Extracted data entries =
_ _ _ _ _ _ _

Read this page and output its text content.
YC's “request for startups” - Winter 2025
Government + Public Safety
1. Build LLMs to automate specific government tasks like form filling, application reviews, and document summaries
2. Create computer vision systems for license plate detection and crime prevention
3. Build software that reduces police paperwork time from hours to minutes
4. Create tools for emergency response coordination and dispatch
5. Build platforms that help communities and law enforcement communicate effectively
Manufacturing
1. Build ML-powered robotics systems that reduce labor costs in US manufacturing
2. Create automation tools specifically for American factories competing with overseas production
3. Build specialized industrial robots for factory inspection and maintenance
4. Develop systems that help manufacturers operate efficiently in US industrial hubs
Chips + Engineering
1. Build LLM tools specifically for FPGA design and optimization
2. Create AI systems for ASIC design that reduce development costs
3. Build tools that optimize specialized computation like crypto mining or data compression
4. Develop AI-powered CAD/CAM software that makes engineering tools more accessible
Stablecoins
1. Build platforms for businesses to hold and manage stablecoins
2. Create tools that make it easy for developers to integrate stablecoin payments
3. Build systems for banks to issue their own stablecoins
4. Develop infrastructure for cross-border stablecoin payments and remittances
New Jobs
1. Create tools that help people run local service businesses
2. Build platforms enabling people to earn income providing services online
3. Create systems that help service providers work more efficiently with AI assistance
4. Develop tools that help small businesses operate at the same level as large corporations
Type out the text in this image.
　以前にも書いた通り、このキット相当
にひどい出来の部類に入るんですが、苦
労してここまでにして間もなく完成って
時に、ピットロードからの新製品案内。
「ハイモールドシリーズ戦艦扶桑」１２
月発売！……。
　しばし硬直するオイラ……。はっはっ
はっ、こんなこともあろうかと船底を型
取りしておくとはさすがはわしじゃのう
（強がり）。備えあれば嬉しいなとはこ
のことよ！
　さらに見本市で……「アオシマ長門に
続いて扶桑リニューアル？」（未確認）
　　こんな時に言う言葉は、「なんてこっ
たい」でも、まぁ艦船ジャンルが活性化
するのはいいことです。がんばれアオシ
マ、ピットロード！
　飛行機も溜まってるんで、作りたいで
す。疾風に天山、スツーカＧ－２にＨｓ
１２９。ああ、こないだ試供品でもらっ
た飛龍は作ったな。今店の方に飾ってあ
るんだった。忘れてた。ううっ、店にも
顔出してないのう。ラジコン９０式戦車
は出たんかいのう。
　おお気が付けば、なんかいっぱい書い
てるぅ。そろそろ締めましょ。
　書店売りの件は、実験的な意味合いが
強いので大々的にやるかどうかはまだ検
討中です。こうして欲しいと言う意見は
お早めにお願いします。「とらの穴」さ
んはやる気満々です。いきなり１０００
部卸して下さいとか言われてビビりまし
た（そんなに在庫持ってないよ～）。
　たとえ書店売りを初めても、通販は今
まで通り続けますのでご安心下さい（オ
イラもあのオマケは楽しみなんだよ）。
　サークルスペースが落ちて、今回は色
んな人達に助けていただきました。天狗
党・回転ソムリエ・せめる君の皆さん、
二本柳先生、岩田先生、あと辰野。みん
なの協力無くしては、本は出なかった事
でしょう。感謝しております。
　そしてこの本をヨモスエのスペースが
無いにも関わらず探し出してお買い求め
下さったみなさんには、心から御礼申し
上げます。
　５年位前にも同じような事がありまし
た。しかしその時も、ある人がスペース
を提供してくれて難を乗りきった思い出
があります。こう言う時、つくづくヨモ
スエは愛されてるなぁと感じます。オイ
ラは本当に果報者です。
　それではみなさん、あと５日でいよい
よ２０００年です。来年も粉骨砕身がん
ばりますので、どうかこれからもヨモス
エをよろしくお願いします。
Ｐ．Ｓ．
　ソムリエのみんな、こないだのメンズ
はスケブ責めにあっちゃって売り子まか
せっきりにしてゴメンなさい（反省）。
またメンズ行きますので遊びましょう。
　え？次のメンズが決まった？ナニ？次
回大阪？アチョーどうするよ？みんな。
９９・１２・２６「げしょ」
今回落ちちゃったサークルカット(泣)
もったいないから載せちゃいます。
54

_ _ _ _ _ _ _

Send back every record, precisely as written.

Read this page and output its text content.
YC's “request for startups” - Winter 2025
Government + Public Safety
1. Build LLMs to automate specific government tasks like form filling, application reviews, and document summaries
2. Create computer vision systems for license plate detection and crime prevention
3. Build software that reduces police paperwork time from hours to minutes
4. Create tools for emergency response coordination and dispatch
5. Build platforms that help communities and law enforcement communicate effectively
Manufacturing
1. Build ML-powered robotics systems that reduce labor costs in US manufacturing
2. Create automation tools specifically for American factories competing with overseas production
3. Build specialized industrial robots for factory inspection and maintenance
4. Develop systems that help manufacturers operate efficiently in US industrial hubs
Chips + Engineering
1. Build LLM tools specifically for FPGA design and optimization
2. Create AI systems for ASIC design that reduce development costs
3. Build tools that optimize specialized computation like crypto mining or data compression
4. Develop AI-powered CAD/CAM software that makes engineering tools more accessible
Stablecoins
1. Build platforms for businesses to hold and manage stablecoins
2. Create tools that make it easy for developers to integrate stablecoin payments
3. Build systems for banks to issue their own stablecoins
4. Develop infrastructure for cross-border stablecoin payments and remittances
New Jobs
1. Create tools that help people run local service businesses
2. Build platforms enabling people to earn income providing services online
3. Create systems that help service providers work more efficiently with AI assistance
4. Develop tools that help small businesses operate at the same level as large corporations
Type out the text in this image.
　以前にも書いた通り、このキット相当
にひどい出来の部類に入るんですが、苦
労してここまでにして間もなく完成って
時に、ピットロードからの新製品案内。
「ハイモールドシリーズ戦艦扶桑」１２
月発売！……。
　しばし硬直するオイラ……。はっはっ
はっ、こんなこともあろうかと船底を型
取りしておくとはさすがはわしじゃのう
（強がり）。備えあれば嬉しいなとはこ
のことよ！
　さらに見本市で……「アオシマ長門に
続いて扶桑リニューアル？」（未確認）
　　こんな時に言う言葉は、「なんてこっ
たい」でも、まぁ艦船ジャンルが活性化
するのはいいことです。がんばれアオシ
マ、ピットロード！
　飛行機も溜まってるんで、作りたいで
す。疾風に天山、スツーカＧ－２にＨｓ
１２９。ああ、こないだ試供品でもらっ
た飛龍は作ったな。今店の方に飾ってあ
るんだった。忘れてた。ううっ、店にも
顔出してないのう。ラジコン９０式戦車
は出たんかいのう。
　おお気が付けば、なんかいっぱい書い
てるぅ。そろそろ締めましょ。
　書店売りの件は、実験的な意味合いが
強いので大々的にやるかどうかはまだ検
討中です。こうして欲しいと言う意見は
お早めにお願いします。「とらの穴」さ
んはやる気満々です。いきなり１０００
部卸して下さいとか言われてビビりまし
た（そんなに在庫持ってないよ～）。
　たとえ書店売りを初めても、通販は今
まで通り続けますのでご安心下さい（オ
イラもあのオマケは楽しみなんだよ）。
　サークルスペースが落ちて、今回は色
んな人達に助けていただきました。天狗
党・回転ソムリエ・せめる君の皆さん、
二本柳先生、岩田先生、あと辰野。みん
なの協力無くしては、本は出なかった事
でしょう。感謝しております。
　そしてこの本をヨモスエのスペースが
無いにも関わらず探し出してお買い求め
下さったみなさんには、心から御礼申し
上げます。
　５年位前にも同じような事がありまし
た。しかしその時も、ある人がスペース
を提供してくれて難を乗りきった思い出
があります。こう言う時、つくづくヨモ
スエは愛されてるなぁと感じます。オイ
ラは本当に果報者です。
　それではみなさん、あと５日でいよい
よ２０００年です。来年も粉骨砕身がん
ばりますので、どうかこれからもヨモス
エをよろしくお願いします。
Ｐ．Ｓ．
　ソムリエのみんな、こないだのメンズ
はスケブ責めにあっちゃって売り子まか
せっきりにしてゴメンなさい（反省）。
またメンズ行きますので遊びましょう。
　え？次のメンズが決まった？ナニ？次
回大阪？アチョーどうするよ？みんな。
９９・１２・２６「げしょ」
今回落ちちゃったサークルカット(泣)
もったいないから載せちゃいます。
54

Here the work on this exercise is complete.